### Exercise details
Search the records for the word "weather" and report each line that has it.

++++

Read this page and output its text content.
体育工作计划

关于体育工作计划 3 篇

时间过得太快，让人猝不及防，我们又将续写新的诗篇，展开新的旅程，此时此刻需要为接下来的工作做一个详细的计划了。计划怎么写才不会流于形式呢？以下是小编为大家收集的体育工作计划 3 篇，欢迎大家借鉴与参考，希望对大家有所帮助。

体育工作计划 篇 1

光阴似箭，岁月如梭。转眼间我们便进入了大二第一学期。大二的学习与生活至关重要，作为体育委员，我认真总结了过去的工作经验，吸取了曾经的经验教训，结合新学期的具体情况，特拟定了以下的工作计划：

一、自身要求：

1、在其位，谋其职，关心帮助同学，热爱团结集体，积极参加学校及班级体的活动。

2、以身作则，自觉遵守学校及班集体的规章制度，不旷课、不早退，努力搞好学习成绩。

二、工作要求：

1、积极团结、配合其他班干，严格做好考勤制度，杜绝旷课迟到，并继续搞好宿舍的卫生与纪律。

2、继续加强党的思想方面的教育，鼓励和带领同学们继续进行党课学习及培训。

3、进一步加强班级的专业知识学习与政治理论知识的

++++

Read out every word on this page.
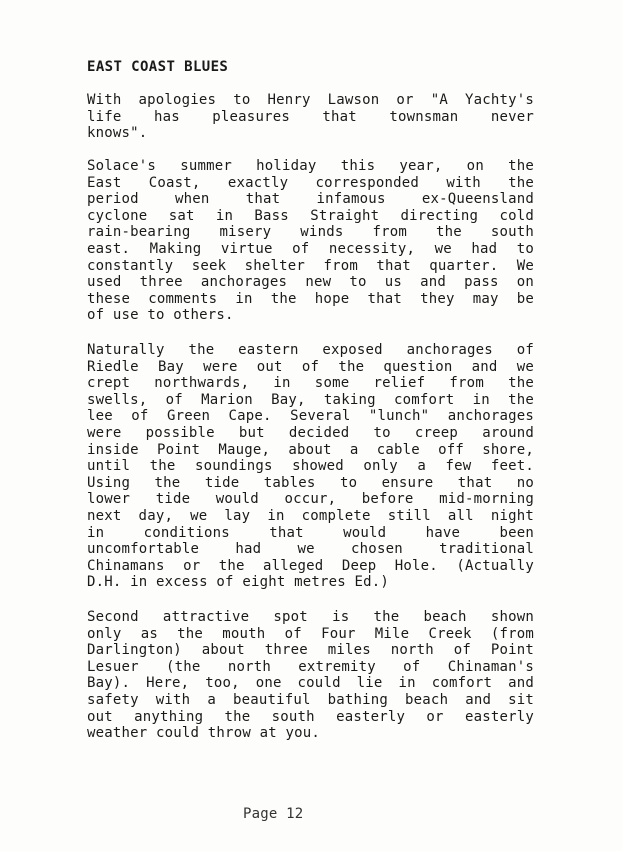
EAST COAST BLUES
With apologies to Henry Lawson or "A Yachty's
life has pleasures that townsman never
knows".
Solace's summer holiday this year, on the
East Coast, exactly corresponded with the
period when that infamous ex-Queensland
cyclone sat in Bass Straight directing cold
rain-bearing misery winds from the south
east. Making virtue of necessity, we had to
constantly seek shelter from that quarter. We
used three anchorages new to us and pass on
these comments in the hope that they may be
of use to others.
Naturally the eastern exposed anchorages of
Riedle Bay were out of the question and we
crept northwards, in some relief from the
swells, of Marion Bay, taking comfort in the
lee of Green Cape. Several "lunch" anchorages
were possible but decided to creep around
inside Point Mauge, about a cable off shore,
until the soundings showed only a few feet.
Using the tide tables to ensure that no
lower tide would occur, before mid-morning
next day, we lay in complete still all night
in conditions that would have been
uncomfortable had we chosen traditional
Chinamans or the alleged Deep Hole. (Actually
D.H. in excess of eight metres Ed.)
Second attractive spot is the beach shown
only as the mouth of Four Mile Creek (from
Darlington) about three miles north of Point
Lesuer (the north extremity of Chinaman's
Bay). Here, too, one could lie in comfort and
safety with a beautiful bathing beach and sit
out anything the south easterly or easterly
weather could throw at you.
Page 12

++++

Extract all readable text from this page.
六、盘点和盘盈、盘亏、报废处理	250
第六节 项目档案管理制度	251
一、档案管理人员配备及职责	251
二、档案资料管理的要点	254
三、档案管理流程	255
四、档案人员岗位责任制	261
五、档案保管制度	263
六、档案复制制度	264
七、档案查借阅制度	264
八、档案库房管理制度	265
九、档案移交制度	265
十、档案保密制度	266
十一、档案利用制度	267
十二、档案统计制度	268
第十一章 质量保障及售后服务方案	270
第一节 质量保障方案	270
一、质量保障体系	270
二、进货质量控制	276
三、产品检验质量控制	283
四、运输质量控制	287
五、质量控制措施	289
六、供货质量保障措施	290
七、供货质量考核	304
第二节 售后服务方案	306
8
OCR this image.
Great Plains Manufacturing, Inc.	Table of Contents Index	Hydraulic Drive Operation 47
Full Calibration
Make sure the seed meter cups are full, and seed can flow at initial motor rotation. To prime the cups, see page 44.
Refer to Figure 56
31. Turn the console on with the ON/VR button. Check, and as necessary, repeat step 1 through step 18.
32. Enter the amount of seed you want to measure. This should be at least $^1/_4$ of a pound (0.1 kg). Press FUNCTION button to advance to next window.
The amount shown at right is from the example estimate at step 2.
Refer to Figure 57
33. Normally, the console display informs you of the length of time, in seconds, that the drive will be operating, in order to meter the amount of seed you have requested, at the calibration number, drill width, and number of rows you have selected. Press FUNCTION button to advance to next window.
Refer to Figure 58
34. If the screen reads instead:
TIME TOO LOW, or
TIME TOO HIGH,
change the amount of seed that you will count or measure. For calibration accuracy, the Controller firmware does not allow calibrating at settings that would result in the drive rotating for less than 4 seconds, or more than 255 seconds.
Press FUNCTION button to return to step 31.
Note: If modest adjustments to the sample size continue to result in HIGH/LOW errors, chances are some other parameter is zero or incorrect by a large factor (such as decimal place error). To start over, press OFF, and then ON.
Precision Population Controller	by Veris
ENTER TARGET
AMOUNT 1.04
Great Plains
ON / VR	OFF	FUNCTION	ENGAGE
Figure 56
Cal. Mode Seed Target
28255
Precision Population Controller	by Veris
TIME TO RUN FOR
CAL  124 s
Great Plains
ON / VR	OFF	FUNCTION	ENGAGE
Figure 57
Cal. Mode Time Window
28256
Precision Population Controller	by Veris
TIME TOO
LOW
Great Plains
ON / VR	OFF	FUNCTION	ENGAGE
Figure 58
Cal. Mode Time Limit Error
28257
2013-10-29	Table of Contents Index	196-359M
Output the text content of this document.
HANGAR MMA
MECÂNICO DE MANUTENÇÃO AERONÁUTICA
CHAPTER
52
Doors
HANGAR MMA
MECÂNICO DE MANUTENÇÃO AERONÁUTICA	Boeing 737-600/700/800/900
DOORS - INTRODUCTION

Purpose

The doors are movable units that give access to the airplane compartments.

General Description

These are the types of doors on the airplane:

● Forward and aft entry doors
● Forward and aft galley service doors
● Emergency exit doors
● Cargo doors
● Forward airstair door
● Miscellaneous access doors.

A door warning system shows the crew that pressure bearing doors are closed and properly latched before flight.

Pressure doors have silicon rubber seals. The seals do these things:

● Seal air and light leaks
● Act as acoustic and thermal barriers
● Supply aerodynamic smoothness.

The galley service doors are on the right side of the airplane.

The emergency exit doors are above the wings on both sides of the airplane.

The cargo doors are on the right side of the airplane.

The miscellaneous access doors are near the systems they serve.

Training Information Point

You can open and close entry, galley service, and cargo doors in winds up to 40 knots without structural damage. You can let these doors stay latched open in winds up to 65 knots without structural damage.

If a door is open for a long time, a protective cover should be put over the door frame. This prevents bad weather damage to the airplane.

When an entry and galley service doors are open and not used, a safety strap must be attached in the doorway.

++++

### The solution
weather could throw at you.
If a door is open for a long time, a protective cover should be put over the door frame. This prevents bad weather damage to the airplane.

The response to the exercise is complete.